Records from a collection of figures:
◇ ◇ ◇ ◇
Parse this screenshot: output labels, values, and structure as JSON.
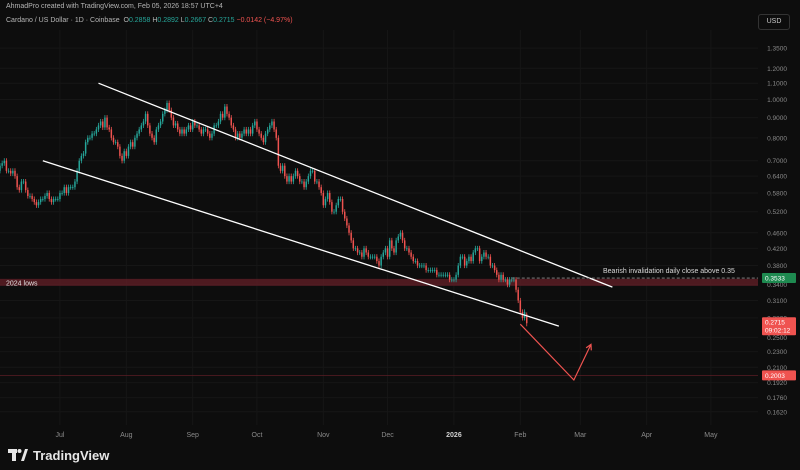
{
  "header": {
    "created": "AhmadPro created with TradingView.com, Feb 05, 2026 18:57 UTC+4",
    "symbol": "Cardano / US Dollar · 1D · Coinbase",
    "open_label": "O",
    "open": "0.2858",
    "high_label": "H",
    "high": "0.2892",
    "low_label": "L",
    "low": "0.2667",
    "close_label": "C",
    "close": "0.2715",
    "change": "−0.0142 (−4.97%)"
  },
  "currency": "USD",
  "footer": {
    "brand": "TradingView"
  },
  "colors": {
    "up": "#26a69a",
    "down": "#ef5350",
    "channel": "#ffffff",
    "projection": "#ef5350",
    "lows_zone": "#5a1d24"
  },
  "chart_data": {
    "type": "candlestick",
    "scale": "log",
    "y_range": [
      0.15,
      1.5
    ],
    "y_ticks": [
      "1.3500",
      "1.2000",
      "1.1000",
      "1.0000",
      "0.9000",
      "0.8000",
      "0.7000",
      "0.6400",
      "0.5800",
      "0.5200",
      "0.4600",
      "0.4200",
      "0.3800",
      "0.3400",
      "0.3100",
      "0.2800",
      "0.2500",
      "0.2300",
      "0.2100",
      "0.1920",
      "0.1760",
      "0.1620"
    ],
    "x_range": [
      "2025-06-03",
      "2026-05-23"
    ],
    "x_ticks": [
      {
        "label": "Jul",
        "date": "2025-07-01"
      },
      {
        "label": "Aug",
        "date": "2025-08-01"
      },
      {
        "label": "Sep",
        "date": "2025-09-01"
      },
      {
        "label": "Oct",
        "date": "2025-10-01"
      },
      {
        "label": "Nov",
        "date": "2025-11-01"
      },
      {
        "label": "Dec",
        "date": "2025-12-01"
      },
      {
        "label": "2026",
        "date": "2026-01-01"
      },
      {
        "label": "Feb",
        "date": "2026-02-01"
      },
      {
        "label": "Mar",
        "date": "2026-03-01"
      },
      {
        "label": "Apr",
        "date": "2026-04-01"
      },
      {
        "label": "May",
        "date": "2026-05-01"
      }
    ],
    "series": [
      {
        "start": "2025-06-03",
        "close": [
          0.68,
          0.69,
          0.7,
          0.66,
          0.66,
          0.65,
          0.66,
          0.64,
          0.6,
          0.59,
          0.62,
          0.62,
          0.59,
          0.57,
          0.57,
          0.56,
          0.55,
          0.54,
          0.55,
          0.56,
          0.56,
          0.57,
          0.58,
          0.56,
          0.55,
          0.56,
          0.56,
          0.56,
          0.58,
          0.58,
          0.6,
          0.58,
          0.6,
          0.6,
          0.6,
          0.62,
          0.66,
          0.7,
          0.72,
          0.73,
          0.78,
          0.8,
          0.8,
          0.82,
          0.82,
          0.84,
          0.86,
          0.88,
          0.85,
          0.9,
          0.85,
          0.84,
          0.8,
          0.78,
          0.78,
          0.76,
          0.72,
          0.7,
          0.74,
          0.72,
          0.76,
          0.78,
          0.76,
          0.8,
          0.82,
          0.84,
          0.86,
          0.88,
          0.92,
          0.86,
          0.82,
          0.8,
          0.78,
          0.84,
          0.86,
          0.88,
          0.92,
          0.94,
          0.98,
          0.94,
          0.9,
          0.86,
          0.87,
          0.84,
          0.82,
          0.84,
          0.82,
          0.84,
          0.86,
          0.84,
          0.88,
          0.86,
          0.86,
          0.84,
          0.82,
          0.84,
          0.84,
          0.82,
          0.8,
          0.82,
          0.86,
          0.86,
          0.88,
          0.92,
          0.9,
          0.96,
          0.92,
          0.9,
          0.86,
          0.84,
          0.8,
          0.82,
          0.8,
          0.82,
          0.84,
          0.82,
          0.84,
          0.82,
          0.86,
          0.88,
          0.84,
          0.82,
          0.8,
          0.78,
          0.82,
          0.84,
          0.86,
          0.88,
          0.84,
          0.8,
          0.68,
          0.66,
          0.68,
          0.64,
          0.62,
          0.64,
          0.62,
          0.64,
          0.66,
          0.64,
          0.62,
          0.62,
          0.6,
          0.62,
          0.64,
          0.66,
          0.66,
          0.62,
          0.62,
          0.6,
          0.58,
          0.54,
          0.56,
          0.58,
          0.55,
          0.52,
          0.52,
          0.54,
          0.56,
          0.56,
          0.52,
          0.5,
          0.48,
          0.46,
          0.44,
          0.42,
          0.42,
          0.41,
          0.41,
          0.4,
          0.42,
          0.41,
          0.4,
          0.4,
          0.4,
          0.4,
          0.39,
          0.38,
          0.4,
          0.41,
          0.42,
          0.4,
          0.44,
          0.42,
          0.41,
          0.44,
          0.45,
          0.46,
          0.44,
          0.42,
          0.42,
          0.41,
          0.4,
          0.39,
          0.39,
          0.38,
          0.38,
          0.38,
          0.38,
          0.37,
          0.37,
          0.37,
          0.37,
          0.37,
          0.36,
          0.36,
          0.36,
          0.36,
          0.36,
          0.36,
          0.35,
          0.35,
          0.35,
          0.36,
          0.38,
          0.4,
          0.4,
          0.38,
          0.39,
          0.4,
          0.39,
          0.41,
          0.42,
          0.42,
          0.39,
          0.4,
          0.41,
          0.4,
          0.4,
          0.38,
          0.38,
          0.37,
          0.36,
          0.35,
          0.36,
          0.35,
          0.35,
          0.34,
          0.35,
          0.35,
          0.35,
          0.33,
          0.31,
          0.29,
          0.28,
          0.29,
          0.2715
        ],
        "open": [
          0.66,
          0.68,
          0.69,
          0.7,
          0.66,
          0.66,
          0.65,
          0.66,
          0.64,
          0.6,
          0.59,
          0.62,
          0.62,
          0.59,
          0.57,
          0.57,
          0.56,
          0.55,
          0.54,
          0.55,
          0.56,
          0.56,
          0.57,
          0.58,
          0.56,
          0.55,
          0.56,
          0.56,
          0.56,
          0.58,
          0.58,
          0.6,
          0.58,
          0.6,
          0.6,
          0.6,
          0.62,
          0.66,
          0.7,
          0.72,
          0.73,
          0.78,
          0.8,
          0.8,
          0.82,
          0.82,
          0.84,
          0.86,
          0.88,
          0.85,
          0.9,
          0.85,
          0.84,
          0.8,
          0.78,
          0.78,
          0.76,
          0.72,
          0.7,
          0.74,
          0.72,
          0.76,
          0.78,
          0.76,
          0.8,
          0.82,
          0.84,
          0.86,
          0.88,
          0.92,
          0.86,
          0.82,
          0.8,
          0.78,
          0.84,
          0.86,
          0.88,
          0.92,
          0.94,
          0.98,
          0.94,
          0.9,
          0.86,
          0.87,
          0.84,
          0.82,
          0.84,
          0.82,
          0.84,
          0.86,
          0.84,
          0.88,
          0.86,
          0.86,
          0.84,
          0.82,
          0.84,
          0.84,
          0.82,
          0.8,
          0.82,
          0.86,
          0.86,
          0.88,
          0.92,
          0.9,
          0.96,
          0.92,
          0.9,
          0.86,
          0.84,
          0.8,
          0.82,
          0.8,
          0.82,
          0.84,
          0.82,
          0.84,
          0.82,
          0.86,
          0.88,
          0.84,
          0.82,
          0.8,
          0.78,
          0.82,
          0.84,
          0.86,
          0.88,
          0.84,
          0.8,
          0.68,
          0.66,
          0.68,
          0.64,
          0.62,
          0.64,
          0.62,
          0.64,
          0.66,
          0.64,
          0.62,
          0.62,
          0.6,
          0.62,
          0.64,
          0.66,
          0.66,
          0.62,
          0.62,
          0.6,
          0.58,
          0.54,
          0.56,
          0.58,
          0.55,
          0.52,
          0.52,
          0.54,
          0.56,
          0.56,
          0.52,
          0.5,
          0.48,
          0.46,
          0.44,
          0.42,
          0.42,
          0.41,
          0.41,
          0.4,
          0.42,
          0.41,
          0.4,
          0.4,
          0.4,
          0.4,
          0.39,
          0.38,
          0.4,
          0.41,
          0.42,
          0.4,
          0.44,
          0.42,
          0.41,
          0.44,
          0.45,
          0.46,
          0.44,
          0.42,
          0.42,
          0.41,
          0.4,
          0.39,
          0.39,
          0.38,
          0.38,
          0.38,
          0.38,
          0.37,
          0.37,
          0.37,
          0.37,
          0.37,
          0.36,
          0.36,
          0.36,
          0.36,
          0.36,
          0.36,
          0.35,
          0.35,
          0.35,
          0.36,
          0.38,
          0.4,
          0.4,
          0.38,
          0.39,
          0.4,
          0.39,
          0.41,
          0.42,
          0.42,
          0.39,
          0.4,
          0.41,
          0.4,
          0.4,
          0.38,
          0.38,
          0.37,
          0.36,
          0.35,
          0.36,
          0.35,
          0.35,
          0.34,
          0.35,
          0.35,
          0.35,
          0.33,
          0.31,
          0.29,
          0.28,
          0.2858
        ]
      }
    ],
    "last_candle": {
      "open": 0.2858,
      "high": 0.2892,
      "low": 0.2667,
      "close": 0.2715
    },
    "channel_lines": [
      {
        "name": "upper",
        "from": {
          "date": "2025-07-19",
          "price": 1.1
        },
        "to": {
          "date": "2026-03-16",
          "price": 0.335
        }
      },
      {
        "name": "lower",
        "from": {
          "date": "2025-06-23",
          "price": 0.7
        },
        "to": {
          "date": "2026-02-19",
          "price": 0.267
        }
      }
    ],
    "projection": [
      {
        "date": "2026-02-01",
        "price": 0.27
      },
      {
        "date": "2026-02-26",
        "price": 0.195
      },
      {
        "date": "2026-03-06",
        "price": 0.24
      }
    ],
    "zone": {
      "label": "2024 lows",
      "top": 0.3516,
      "bottom": 0.3376
    },
    "horizontal_level": {
      "price": 0.3533,
      "from": "2026-01-28",
      "to": "2026-05-23"
    },
    "level_low": {
      "price": 0.2003
    },
    "annotation": {
      "text": "Bearish invalidation daily close above 0.35",
      "price": 0.3685
    },
    "price_labels": [
      {
        "value": "0.3533",
        "type": "level"
      },
      {
        "value": "0.2715",
        "type": "last"
      },
      {
        "value": "09:02:12",
        "type": "countdown"
      },
      {
        "value": "0.2003",
        "type": "level_low"
      }
    ]
  }
}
◇ ◇ ◇ ◇
* **DIRECTIONS**:
Report how many lines in the entries hold the string "TradingView". Nothing but the number is wanted.

* **WORKED SOLUTION**:
2